Request >> What follows is a set of records; restate each one word for word and drop the pictures.

[Figure data in JSON]
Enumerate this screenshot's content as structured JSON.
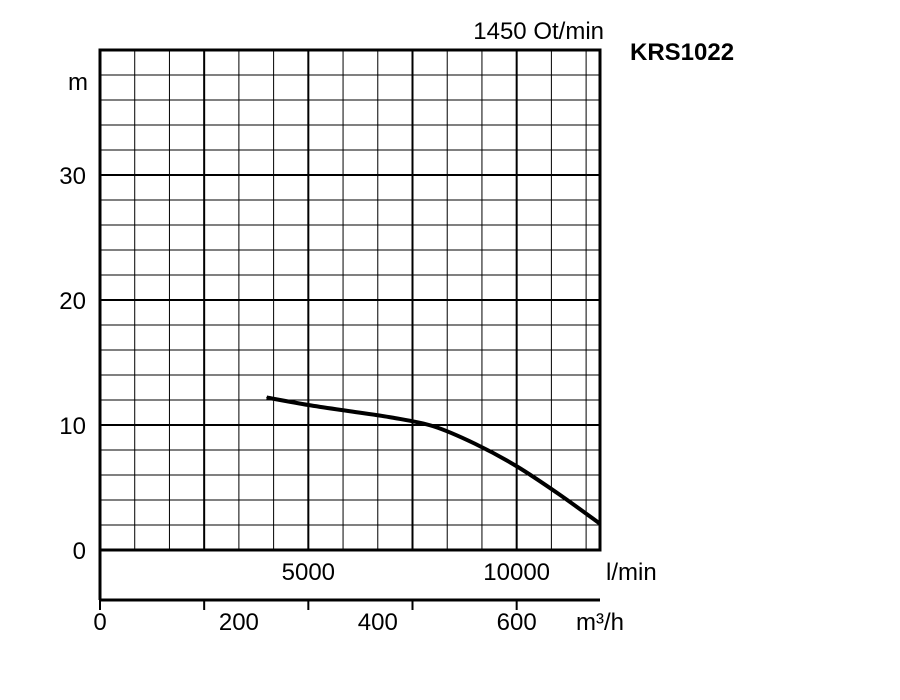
{
  "chart_data": {
    "type": "line",
    "title": "KRS1022",
    "speed_label": "1450 Ot/min",
    "ylabel": "m",
    "ylim": [
      0,
      40
    ],
    "y_ticks": [
      {
        "value": 0,
        "label": "0"
      },
      {
        "value": 10,
        "label": "10"
      },
      {
        "value": 20,
        "label": "20"
      },
      {
        "value": 30,
        "label": "30"
      }
    ],
    "x_lmin": {
      "unit": "l/min",
      "ticks": [
        {
          "value": 5000,
          "label": "5000"
        },
        {
          "value": 10000,
          "label": "10000"
        }
      ]
    },
    "x_m3h": {
      "unit": "m³/h",
      "xlim": [
        0,
        720
      ],
      "ticks": [
        {
          "value": 0,
          "label": "0"
        },
        {
          "value": 200,
          "label": "200"
        },
        {
          "value": 400,
          "label": "400"
        },
        {
          "value": 600,
          "label": "600"
        }
      ]
    },
    "grid": true,
    "series": [
      {
        "x": [
          240,
          300,
          360,
          420,
          480,
          540,
          600,
          660,
          720
        ],
        "values": [
          12.2,
          11.6,
          11.1,
          10.6,
          9.9,
          8.5,
          6.7,
          4.5,
          2.1
        ]
      }
    ]
  }
}
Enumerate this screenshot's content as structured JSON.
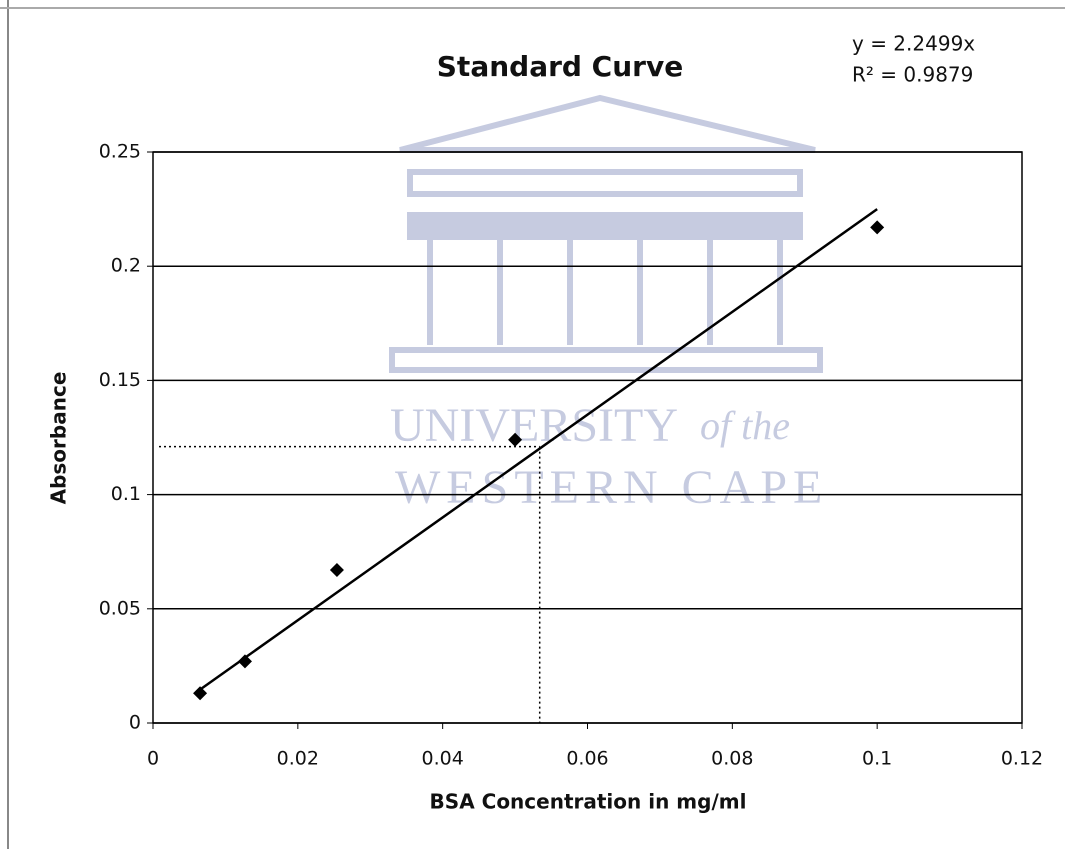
{
  "chart_data": {
    "type": "scatter",
    "title": "Standard Curve",
    "xlabel": "BSA Concentration in mg/ml",
    "ylabel": "Absorbance",
    "x": [
      0.0065,
      0.0127,
      0.0254,
      0.05,
      0.1
    ],
    "values": [
      0.013,
      0.027,
      0.067,
      0.124,
      0.217
    ],
    "color": "#000000",
    "xlim": [
      0,
      0.12
    ],
    "ylim": [
      0,
      0.25
    ],
    "xticks": [
      0,
      0.02,
      0.04,
      0.06,
      0.08,
      0.1,
      0.12
    ],
    "yticks": [
      0,
      0.05,
      0.1,
      0.15,
      0.2,
      0.25
    ],
    "grid": true,
    "trendline": {
      "slope": 2.2499,
      "x_range": [
        0.006,
        0.1
      ],
      "equation": "y = 2.2499x",
      "r2_label": "R² = 0.9879"
    },
    "reference_point": {
      "x": 0.0534,
      "y": 0.121
    },
    "watermark": [
      "UNIVERSITY",
      "of the",
      "WESTERN CAPE"
    ]
  }
}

The output >>
Enumerate this screenshot's content as structured JSON.
{
  "chart_data": {
    "type": "line",
    "title": "KRS1022",
    "speed_label": "1450 Ot/min",
    "ylabel": "m",
    "ylim": [
      0,
      40
    ],
    "y_ticks": [
      {
        "value": 0,
        "label": "0"
      },
      {
        "value": 10,
        "label": "10"
      },
      {
        "value": 20,
        "label": "20"
      },
      {
        "value": 30,
        "label": "30"
      }
    ],
    "x_lmin": {
      "unit": "l/min",
      "ticks": [
        {
          "value": 5000,
          "label": "5000"
        },
        {
          "value": 10000,
          "label": "10000"
        }
      ]
    },
    "x_m3h": {
      "unit": "m³/h",
      "xlim": [
        0,
        720
      ],
      "ticks": [
        {
          "value": 0,
          "label": "0"
        },
        {
          "value": 200,
          "label": "200"
        },
        {
          "value": 400,
          "label": "400"
        },
        {
          "value": 600,
          "label": "600"
        }
      ]
    },
    "grid": true,
    "series": [
      {
        "x": [
          240,
          300,
          360,
          420,
          480,
          540,
          600,
          660,
          720
        ],
        "values": [
          12.2,
          11.6,
          11.1,
          10.6,
          9.9,
          8.5,
          6.7,
          4.5,
          2.1
        ]
      }
    ]
  }
}
Enumerate this screenshot's content as structured JSON.
{
  "chart_data": {
    "type": "scatter",
    "title": "Standard Curve",
    "xlabel": "BSA Concentration in mg/ml",
    "ylabel": "Absorbance",
    "x": [
      0.0065,
      0.0127,
      0.0254,
      0.05,
      0.1
    ],
    "values": [
      0.013,
      0.027,
      0.067,
      0.124,
      0.217
    ],
    "color": "#000000",
    "xlim": [
      0,
      0.12
    ],
    "ylim": [
      0,
      0.25
    ],
    "xticks": [
      0,
      0.02,
      0.04,
      0.06,
      0.08,
      0.1,
      0.12
    ],
    "yticks": [
      0,
      0.05,
      0.1,
      0.15,
      0.2,
      0.25
    ],
    "grid": true,
    "trendline": {
      "slope": 2.2499,
      "x_range": [
        0.006,
        0.1
      ],
      "equation": "y = 2.2499x",
      "r2_label": "R² = 0.9879"
    },
    "reference_point": {
      "x": 0.0534,
      "y": 0.121
    },
    "watermark": [
      "UNIVERSITY",
      "of the",
      "WESTERN CAPE"
    ]
  }
}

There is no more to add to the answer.